> [Exercise goal]
Check each line of the data for "University" and select those that have it.

┌──

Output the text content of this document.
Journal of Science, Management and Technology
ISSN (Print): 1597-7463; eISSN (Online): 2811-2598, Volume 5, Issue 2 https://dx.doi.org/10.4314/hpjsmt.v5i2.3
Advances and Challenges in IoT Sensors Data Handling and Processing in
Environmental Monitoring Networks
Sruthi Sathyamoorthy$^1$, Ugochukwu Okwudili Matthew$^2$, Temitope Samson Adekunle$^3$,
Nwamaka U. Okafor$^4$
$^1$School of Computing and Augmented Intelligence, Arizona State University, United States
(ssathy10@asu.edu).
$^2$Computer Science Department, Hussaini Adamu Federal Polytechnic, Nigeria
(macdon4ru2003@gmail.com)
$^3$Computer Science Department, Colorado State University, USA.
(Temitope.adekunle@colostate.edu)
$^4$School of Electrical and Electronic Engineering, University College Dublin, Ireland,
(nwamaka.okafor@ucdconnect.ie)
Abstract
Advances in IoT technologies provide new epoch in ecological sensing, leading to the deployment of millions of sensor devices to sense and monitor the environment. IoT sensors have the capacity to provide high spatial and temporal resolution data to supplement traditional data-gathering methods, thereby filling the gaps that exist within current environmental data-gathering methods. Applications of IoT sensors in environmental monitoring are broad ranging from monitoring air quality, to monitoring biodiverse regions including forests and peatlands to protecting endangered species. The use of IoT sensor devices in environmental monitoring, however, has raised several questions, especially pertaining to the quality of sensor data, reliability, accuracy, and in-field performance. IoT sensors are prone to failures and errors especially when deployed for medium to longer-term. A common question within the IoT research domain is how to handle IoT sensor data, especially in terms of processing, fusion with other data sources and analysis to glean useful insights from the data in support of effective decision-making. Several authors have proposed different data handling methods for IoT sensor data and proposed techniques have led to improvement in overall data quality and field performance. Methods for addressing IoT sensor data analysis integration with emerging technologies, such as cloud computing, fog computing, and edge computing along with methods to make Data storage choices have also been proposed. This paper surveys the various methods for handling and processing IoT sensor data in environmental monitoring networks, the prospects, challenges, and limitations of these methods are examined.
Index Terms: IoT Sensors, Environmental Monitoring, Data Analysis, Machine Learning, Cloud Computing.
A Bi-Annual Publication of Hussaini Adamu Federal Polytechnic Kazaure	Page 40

└──

> [Response]
$^1$School of Computing and Augmented Intelligence, Arizona State University, United States
$^3$Computer Science Department, Colorado State University, USA.
$^4$School of Electrical and Electronic Engineering, University College Dublin, Ireland,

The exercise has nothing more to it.